▸ TASK DIRECTIONS
Below are some records. Pull every line that contains the word "color".

▸ MATERIAL PROVIDED
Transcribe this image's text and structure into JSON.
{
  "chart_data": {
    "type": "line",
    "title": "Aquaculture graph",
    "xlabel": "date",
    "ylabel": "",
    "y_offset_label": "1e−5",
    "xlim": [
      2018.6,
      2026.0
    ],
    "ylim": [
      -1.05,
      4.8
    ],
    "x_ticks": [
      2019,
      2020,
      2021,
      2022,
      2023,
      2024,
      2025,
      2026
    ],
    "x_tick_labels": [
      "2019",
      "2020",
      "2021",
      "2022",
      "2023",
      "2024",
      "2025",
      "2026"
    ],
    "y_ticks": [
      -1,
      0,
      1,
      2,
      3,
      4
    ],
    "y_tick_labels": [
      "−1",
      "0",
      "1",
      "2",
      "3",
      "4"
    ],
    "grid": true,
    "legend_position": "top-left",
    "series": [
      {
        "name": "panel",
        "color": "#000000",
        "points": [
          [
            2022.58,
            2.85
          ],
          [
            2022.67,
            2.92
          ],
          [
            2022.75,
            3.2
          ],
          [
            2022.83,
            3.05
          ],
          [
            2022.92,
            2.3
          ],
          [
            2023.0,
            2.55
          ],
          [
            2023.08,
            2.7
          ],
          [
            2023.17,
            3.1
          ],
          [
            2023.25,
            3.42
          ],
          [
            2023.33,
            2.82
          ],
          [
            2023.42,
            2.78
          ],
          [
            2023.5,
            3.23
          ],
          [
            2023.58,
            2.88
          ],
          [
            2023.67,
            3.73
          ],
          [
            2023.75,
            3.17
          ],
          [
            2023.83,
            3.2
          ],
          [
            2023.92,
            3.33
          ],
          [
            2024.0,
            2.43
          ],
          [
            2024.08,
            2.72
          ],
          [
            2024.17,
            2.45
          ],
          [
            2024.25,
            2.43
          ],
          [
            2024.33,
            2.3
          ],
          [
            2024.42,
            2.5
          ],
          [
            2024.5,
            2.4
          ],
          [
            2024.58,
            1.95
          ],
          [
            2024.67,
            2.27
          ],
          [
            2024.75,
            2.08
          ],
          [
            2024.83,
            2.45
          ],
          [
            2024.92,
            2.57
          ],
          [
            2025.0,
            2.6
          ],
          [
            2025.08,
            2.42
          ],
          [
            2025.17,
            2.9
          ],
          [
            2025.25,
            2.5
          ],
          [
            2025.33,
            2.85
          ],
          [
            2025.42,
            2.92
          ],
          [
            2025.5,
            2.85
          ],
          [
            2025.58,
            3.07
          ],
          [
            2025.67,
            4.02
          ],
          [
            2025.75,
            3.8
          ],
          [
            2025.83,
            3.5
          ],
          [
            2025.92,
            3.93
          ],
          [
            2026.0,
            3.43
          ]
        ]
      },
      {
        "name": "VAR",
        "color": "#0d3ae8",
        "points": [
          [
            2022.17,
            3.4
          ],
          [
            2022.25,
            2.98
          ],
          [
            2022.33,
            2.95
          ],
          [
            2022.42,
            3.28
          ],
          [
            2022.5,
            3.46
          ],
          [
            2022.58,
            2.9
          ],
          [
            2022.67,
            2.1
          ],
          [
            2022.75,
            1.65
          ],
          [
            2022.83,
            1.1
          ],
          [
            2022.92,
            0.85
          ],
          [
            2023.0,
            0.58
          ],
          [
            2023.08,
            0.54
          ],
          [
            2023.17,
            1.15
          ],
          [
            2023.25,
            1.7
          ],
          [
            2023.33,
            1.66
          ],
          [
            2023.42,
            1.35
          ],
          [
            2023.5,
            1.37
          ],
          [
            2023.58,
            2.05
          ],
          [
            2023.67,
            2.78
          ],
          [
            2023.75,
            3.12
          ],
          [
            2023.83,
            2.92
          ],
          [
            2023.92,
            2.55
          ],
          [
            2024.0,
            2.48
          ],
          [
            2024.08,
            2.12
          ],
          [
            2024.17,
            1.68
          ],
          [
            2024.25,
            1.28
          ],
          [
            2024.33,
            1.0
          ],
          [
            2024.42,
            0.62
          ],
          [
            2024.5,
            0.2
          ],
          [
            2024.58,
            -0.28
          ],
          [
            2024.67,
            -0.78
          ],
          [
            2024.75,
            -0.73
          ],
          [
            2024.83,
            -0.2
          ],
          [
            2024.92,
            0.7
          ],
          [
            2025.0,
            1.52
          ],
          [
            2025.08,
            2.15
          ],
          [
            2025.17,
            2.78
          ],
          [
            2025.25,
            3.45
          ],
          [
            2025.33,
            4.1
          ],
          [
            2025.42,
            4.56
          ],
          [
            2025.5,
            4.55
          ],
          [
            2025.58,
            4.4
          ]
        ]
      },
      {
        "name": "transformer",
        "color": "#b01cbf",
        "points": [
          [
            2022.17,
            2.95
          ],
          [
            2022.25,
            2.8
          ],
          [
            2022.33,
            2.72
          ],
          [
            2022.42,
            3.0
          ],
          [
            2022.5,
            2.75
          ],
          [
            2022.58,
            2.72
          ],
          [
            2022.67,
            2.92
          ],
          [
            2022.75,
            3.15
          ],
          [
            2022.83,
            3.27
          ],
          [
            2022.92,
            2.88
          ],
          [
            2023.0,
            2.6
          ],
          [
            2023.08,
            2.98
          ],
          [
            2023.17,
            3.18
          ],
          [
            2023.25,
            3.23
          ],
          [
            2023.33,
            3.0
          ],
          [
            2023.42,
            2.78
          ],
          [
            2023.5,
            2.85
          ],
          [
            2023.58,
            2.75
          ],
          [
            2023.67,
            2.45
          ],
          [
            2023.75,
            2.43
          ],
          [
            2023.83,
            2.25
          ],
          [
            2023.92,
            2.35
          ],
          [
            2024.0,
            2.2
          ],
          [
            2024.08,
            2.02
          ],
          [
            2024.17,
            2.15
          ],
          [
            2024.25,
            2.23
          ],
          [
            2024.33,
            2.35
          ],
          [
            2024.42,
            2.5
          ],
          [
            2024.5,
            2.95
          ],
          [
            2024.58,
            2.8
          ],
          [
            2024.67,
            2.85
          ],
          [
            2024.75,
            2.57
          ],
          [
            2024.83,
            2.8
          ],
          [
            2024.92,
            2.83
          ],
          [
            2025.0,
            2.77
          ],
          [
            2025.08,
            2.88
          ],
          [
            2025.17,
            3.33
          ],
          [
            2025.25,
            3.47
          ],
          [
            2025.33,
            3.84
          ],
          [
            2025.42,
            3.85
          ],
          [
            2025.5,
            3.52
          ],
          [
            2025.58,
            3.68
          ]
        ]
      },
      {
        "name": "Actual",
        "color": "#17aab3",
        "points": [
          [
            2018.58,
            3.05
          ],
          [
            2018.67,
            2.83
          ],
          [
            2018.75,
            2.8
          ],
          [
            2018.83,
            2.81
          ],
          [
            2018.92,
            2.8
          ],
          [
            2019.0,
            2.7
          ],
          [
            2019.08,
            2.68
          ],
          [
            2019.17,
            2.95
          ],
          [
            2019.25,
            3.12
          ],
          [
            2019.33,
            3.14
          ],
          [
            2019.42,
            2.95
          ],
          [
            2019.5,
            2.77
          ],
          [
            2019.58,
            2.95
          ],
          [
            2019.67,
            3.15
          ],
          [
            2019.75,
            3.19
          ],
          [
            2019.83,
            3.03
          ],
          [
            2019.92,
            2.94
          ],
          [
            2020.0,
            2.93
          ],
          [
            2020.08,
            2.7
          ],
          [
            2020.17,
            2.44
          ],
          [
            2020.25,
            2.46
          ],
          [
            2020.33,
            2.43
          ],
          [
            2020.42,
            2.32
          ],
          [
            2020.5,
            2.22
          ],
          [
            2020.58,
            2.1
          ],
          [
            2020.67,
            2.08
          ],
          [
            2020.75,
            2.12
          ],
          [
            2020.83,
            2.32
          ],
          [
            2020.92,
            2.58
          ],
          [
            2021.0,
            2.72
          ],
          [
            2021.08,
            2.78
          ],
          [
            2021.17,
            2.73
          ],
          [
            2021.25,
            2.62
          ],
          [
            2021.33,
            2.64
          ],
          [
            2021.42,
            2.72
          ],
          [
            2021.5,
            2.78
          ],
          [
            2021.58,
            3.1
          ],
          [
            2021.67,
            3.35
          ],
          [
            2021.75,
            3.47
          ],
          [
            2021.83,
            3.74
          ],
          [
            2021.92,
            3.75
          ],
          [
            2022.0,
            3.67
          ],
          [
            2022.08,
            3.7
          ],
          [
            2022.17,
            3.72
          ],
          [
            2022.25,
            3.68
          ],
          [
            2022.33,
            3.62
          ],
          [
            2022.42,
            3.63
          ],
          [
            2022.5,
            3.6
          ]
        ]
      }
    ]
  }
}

▸ RESULT FOR THIS TASK
        "color": "#000000",
        "color": "#0d3ae8",
        "color": "#b01cbf",
        "color": "#17aab3",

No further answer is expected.